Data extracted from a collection
begin
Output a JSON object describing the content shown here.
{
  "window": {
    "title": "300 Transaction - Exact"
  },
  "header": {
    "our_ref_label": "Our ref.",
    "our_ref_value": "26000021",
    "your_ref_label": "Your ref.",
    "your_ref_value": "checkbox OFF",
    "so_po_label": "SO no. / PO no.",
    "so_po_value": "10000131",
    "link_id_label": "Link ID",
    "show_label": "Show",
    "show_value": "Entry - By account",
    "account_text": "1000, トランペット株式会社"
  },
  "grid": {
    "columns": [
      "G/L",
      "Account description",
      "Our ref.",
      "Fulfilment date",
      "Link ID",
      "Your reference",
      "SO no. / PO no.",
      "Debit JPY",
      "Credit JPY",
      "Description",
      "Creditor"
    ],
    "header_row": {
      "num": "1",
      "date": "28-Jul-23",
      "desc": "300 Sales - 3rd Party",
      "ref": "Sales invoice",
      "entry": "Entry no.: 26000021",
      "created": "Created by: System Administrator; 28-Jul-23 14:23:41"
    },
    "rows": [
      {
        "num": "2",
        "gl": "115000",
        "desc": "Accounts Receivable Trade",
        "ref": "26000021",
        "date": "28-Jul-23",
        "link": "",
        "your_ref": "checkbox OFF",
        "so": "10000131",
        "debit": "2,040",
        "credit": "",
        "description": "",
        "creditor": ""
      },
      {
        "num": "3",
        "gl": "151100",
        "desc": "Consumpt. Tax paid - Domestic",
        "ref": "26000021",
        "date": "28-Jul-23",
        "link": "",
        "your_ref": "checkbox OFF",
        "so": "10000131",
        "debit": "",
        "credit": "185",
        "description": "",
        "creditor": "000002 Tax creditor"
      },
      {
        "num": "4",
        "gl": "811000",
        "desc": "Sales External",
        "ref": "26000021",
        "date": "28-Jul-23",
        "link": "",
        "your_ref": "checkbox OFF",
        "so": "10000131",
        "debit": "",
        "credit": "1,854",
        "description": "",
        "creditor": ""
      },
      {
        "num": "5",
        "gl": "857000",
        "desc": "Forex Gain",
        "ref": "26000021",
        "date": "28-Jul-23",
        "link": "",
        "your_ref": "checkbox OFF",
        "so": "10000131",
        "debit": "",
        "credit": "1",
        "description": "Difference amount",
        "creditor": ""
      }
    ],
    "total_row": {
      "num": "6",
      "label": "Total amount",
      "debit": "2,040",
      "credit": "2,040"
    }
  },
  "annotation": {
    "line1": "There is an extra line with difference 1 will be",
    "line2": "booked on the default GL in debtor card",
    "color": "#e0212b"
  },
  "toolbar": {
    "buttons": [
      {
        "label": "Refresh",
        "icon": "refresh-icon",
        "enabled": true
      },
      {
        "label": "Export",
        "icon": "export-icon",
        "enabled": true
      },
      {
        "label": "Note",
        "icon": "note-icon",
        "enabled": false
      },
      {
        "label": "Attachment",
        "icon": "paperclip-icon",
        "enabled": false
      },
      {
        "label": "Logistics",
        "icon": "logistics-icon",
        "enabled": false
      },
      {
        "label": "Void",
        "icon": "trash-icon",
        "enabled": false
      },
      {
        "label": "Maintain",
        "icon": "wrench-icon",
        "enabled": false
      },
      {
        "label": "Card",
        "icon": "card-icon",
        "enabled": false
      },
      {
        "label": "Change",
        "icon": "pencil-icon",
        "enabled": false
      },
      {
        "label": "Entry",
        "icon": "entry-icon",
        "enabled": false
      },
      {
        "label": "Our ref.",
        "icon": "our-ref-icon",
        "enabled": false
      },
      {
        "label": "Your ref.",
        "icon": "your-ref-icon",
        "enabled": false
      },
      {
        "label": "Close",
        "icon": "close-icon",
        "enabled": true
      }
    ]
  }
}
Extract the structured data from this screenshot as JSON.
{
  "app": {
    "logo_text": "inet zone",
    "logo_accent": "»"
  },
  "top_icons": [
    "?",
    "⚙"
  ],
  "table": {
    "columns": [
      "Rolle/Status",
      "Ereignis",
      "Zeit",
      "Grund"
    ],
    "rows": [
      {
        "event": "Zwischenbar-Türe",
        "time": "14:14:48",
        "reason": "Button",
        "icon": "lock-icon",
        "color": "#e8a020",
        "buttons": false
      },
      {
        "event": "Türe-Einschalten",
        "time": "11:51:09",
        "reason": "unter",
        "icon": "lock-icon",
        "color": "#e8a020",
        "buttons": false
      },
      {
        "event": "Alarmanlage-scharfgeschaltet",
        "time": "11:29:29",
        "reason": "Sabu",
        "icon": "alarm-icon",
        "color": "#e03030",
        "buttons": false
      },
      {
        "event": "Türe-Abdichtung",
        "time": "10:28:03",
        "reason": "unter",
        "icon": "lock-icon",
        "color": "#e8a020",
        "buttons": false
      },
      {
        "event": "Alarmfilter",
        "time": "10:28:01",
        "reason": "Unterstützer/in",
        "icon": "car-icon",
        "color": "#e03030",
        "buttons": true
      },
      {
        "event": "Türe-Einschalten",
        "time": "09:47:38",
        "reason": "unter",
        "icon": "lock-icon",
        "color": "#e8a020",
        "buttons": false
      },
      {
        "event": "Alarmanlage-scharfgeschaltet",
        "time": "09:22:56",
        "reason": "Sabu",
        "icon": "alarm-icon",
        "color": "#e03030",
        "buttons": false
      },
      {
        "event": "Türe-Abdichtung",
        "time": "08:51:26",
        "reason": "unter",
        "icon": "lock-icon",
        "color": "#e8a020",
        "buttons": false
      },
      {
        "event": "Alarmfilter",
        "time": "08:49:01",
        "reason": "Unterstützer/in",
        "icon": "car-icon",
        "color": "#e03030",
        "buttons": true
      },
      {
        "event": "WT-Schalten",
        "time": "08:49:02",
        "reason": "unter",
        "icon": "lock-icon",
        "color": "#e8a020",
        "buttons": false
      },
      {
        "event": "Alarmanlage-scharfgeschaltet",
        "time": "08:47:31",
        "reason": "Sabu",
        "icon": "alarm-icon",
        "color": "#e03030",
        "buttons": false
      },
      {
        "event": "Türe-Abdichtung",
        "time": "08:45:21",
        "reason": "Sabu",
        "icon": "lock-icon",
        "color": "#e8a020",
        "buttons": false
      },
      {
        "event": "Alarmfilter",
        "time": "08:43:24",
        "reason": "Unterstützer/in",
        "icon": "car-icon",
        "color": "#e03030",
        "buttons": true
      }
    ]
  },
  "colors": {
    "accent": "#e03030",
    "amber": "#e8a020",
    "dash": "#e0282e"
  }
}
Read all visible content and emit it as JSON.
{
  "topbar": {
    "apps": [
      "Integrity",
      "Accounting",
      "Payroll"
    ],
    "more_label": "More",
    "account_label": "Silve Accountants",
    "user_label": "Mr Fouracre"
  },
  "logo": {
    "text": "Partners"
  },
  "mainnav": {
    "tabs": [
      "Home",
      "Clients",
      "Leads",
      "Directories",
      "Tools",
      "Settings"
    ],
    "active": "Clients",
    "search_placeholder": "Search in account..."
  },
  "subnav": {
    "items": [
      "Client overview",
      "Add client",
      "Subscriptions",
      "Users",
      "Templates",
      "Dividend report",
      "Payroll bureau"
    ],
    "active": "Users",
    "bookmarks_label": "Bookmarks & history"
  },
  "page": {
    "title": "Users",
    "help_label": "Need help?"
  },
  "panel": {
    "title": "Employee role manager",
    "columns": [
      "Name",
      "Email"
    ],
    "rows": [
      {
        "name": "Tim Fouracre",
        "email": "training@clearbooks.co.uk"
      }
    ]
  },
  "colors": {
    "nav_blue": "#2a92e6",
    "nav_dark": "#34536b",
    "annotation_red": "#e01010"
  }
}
end
(What is needed) Retype the records above exactly.

(Solution to the exercise)
Output a JSON object describing the content shown here.
{
  "window": {
    "title": "300 Transaction - Exact"
  },
  "header": {
    "our_ref_label": "Our ref.",
    "our_ref_value": "26000021",
    "your_ref_label": "Your ref.",
    "your_ref_value": "checkbox OFF",
    "so_po_label": "SO no. / PO no.",
    "so_po_value": "10000131",
    "link_id_label": "Link ID",
    "show_label": "Show",
    "show_value": "Entry - By account",
    "account_text": "1000, トランペット株式会社"
  },
  "grid": {
    "columns": [
      "G/L",
      "Account description",
      "Our ref.",
      "Fulfilment date",
      "Link ID",
      "Your reference",
      "SO no. / PO no.",
      "Debit JPY",
      "Credit JPY",
      "Description",
      "Creditor"
    ],
    "header_row": {
      "num": "1",
      "date": "28-Jul-23",
      "desc": "300 Sales - 3rd Party",
      "ref": "Sales invoice",
      "entry": "Entry no.: 26000021",
      "created": "Created by: System Administrator; 28-Jul-23 14:23:41"
    },
    "rows": [
      {
        "num": "2",
        "gl": "115000",
        "desc": "Accounts Receivable Trade",
        "ref": "26000021",
        "date": "28-Jul-23",
        "link": "",
        "your_ref": "checkbox OFF",
        "so": "10000131",
        "debit": "2,040",
        "credit": "",
        "description": "",
        "creditor": ""
      },
      {
        "num": "3",
        "gl": "151100",
        "desc": "Consumpt. Tax paid - Domestic",
        "ref": "26000021",
        "date": "28-Jul-23",
        "link": "",
        "your_ref": "checkbox OFF",
        "so": "10000131",
        "debit": "",
        "credit": "185",
        "description": "",
        "creditor": "000002 Tax creditor"
      },
      {
        "num": "4",
        "gl": "811000",
        "desc": "Sales External",
        "ref": "26000021",
        "date": "28-Jul-23",
        "link": "",
        "your_ref": "checkbox OFF",
        "so": "10000131",
        "debit": "",
        "credit": "1,854",
        "description": "",
        "creditor": ""
      },
      {
        "num": "5",
        "gl": "857000",
        "desc": "Forex Gain",
        "ref": "26000021",
        "date": "28-Jul-23",
        "link": "",
        "your_ref": "checkbox OFF",
        "so": "10000131",
        "debit": "",
        "credit": "1",
        "description": "Difference amount",
        "creditor": ""
      }
    ],
    "total_row": {
      "num": "6",
      "label": "Total amount",
      "debit": "2,040",
      "credit": "2,040"
    }
  },
  "annotation": {
    "line1": "There is an extra line with difference 1 will be",
    "line2": "booked on the default GL in debtor card",
    "color": "#e0212b"
  },
  "toolbar": {
    "buttons": [
      {
        "label": "Refresh",
        "icon": "refresh-icon",
        "enabled": true
      },
      {
        "label": "Export",
        "icon": "export-icon",
        "enabled": true
      },
      {
        "label": "Note",
        "icon": "note-icon",
        "enabled": false
      },
      {
        "label": "Attachment",
        "icon": "paperclip-icon",
        "enabled": false
      },
      {
        "label": "Logistics",
        "icon": "logistics-icon",
        "enabled": false
      },
      {
        "label": "Void",
        "icon": "trash-icon",
        "enabled": false
      },
      {
        "label": "Maintain",
        "icon": "wrench-icon",
        "enabled": false
      },
      {
        "label": "Card",
        "icon": "card-icon",
        "enabled": false
      },
      {
        "label": "Change",
        "icon": "pencil-icon",
        "enabled": false
      },
      {
        "label": "Entry",
        "icon": "entry-icon",
        "enabled": false
      },
      {
        "label": "Our ref.",
        "icon": "our-ref-icon",
        "enabled": false
      },
      {
        "label": "Your ref.",
        "icon": "your-ref-icon",
        "enabled": false
      },
      {
        "label": "Close",
        "icon": "close-icon",
        "enabled": true
      }
    ]
  }
}
Extract the structured data from this screenshot as JSON.
{
  "app": {
    "logo_text": "inet zone",
    "logo_accent": "»"
  },
  "top_icons": [
    "?",
    "⚙"
  ],
  "table": {
    "columns": [
      "Rolle/Status",
      "Ereignis",
      "Zeit",
      "Grund"
    ],
    "rows": [
      {
        "event": "Zwischenbar-Türe",
        "time": "14:14:48",
        "reason": "Button",
        "icon": "lock-icon",
        "color": "#e8a020",
        "buttons": false
      },
      {
        "event": "Türe-Einschalten",
        "time": "11:51:09",
        "reason": "unter",
        "icon": "lock-icon",
        "color": "#e8a020",
        "buttons": false
      },
      {
        "event": "Alarmanlage-scharfgeschaltet",
        "time": "11:29:29",
        "reason": "Sabu",
        "icon": "alarm-icon",
        "color": "#e03030",
        "buttons": false
      },
      {
        "event": "Türe-Abdichtung",
        "time": "10:28:03",
        "reason": "unter",
        "icon": "lock-icon",
        "color": "#e8a020",
        "buttons": false
      },
      {
        "event": "Alarmfilter",
        "time": "10:28:01",
        "reason": "Unterstützer/in",
        "icon": "car-icon",
        "color": "#e03030",
        "buttons": true
      },
      {
        "event": "Türe-Einschalten",
        "time": "09:47:38",
        "reason": "unter",
        "icon": "lock-icon",
        "color": "#e8a020",
        "buttons": false
      },
      {
        "event": "Alarmanlage-scharfgeschaltet",
        "time": "09:22:56",
        "reason": "Sabu",
        "icon": "alarm-icon",
        "color": "#e03030",
        "buttons": false
      },
      {
        "event": "Türe-Abdichtung",
        "time": "08:51:26",
        "reason": "unter",
        "icon": "lock-icon",
        "color": "#e8a020",
        "buttons": false
      },
      {
        "event": "Alarmfilter",
        "time": "08:49:01",
        "reason": "Unterstützer/in",
        "icon": "car-icon",
        "color": "#e03030",
        "buttons": true
      },
      {
        "event": "WT-Schalten",
        "time": "08:49:02",
        "reason": "unter",
        "icon": "lock-icon",
        "color": "#e8a020",
        "buttons": false
      },
      {
        "event": "Alarmanlage-scharfgeschaltet",
        "time": "08:47:31",
        "reason": "Sabu",
        "icon": "alarm-icon",
        "color": "#e03030",
        "buttons": false
      },
      {
        "event": "Türe-Abdichtung",
        "time": "08:45:21",
        "reason": "Sabu",
        "icon": "lock-icon",
        "color": "#e8a020",
        "buttons": false
      },
      {
        "event": "Alarmfilter",
        "time": "08:43:24",
        "reason": "Unterstützer/in",
        "icon": "car-icon",
        "color": "#e03030",
        "buttons": true
      }
    ]
  },
  "colors": {
    "accent": "#e03030",
    "amber": "#e8a020",
    "dash": "#e0282e"
  }
}
Read all visible content and emit it as JSON.
{
  "topbar": {
    "apps": [
      "Integrity",
      "Accounting",
      "Payroll"
    ],
    "more_label": "More",
    "account_label": "Silve Accountants",
    "user_label": "Mr Fouracre"
  },
  "logo": {
    "text": "Partners"
  },
  "mainnav": {
    "tabs": [
      "Home",
      "Clients",
      "Leads",
      "Directories",
      "Tools",
      "Settings"
    ],
    "active": "Clients",
    "search_placeholder": "Search in account..."
  },
  "subnav": {
    "items": [
      "Client overview",
      "Add client",
      "Subscriptions",
      "Users",
      "Templates",
      "Dividend report",
      "Payroll bureau"
    ],
    "active": "Users",
    "bookmarks_label": "Bookmarks & history"
  },
  "page": {
    "title": "Users",
    "help_label": "Need help?"
  },
  "panel": {
    "title": "Employee role manager",
    "columns": [
      "Name",
      "Email"
    ],
    "rows": [
      {
        "name": "Tim Fouracre",
        "email": "training@clearbooks.co.uk"
      }
    ]
  },
  "colors": {
    "nav_blue": "#2a92e6",
    "nav_dark": "#34536b",
    "annotation_red": "#e01010"
  }
}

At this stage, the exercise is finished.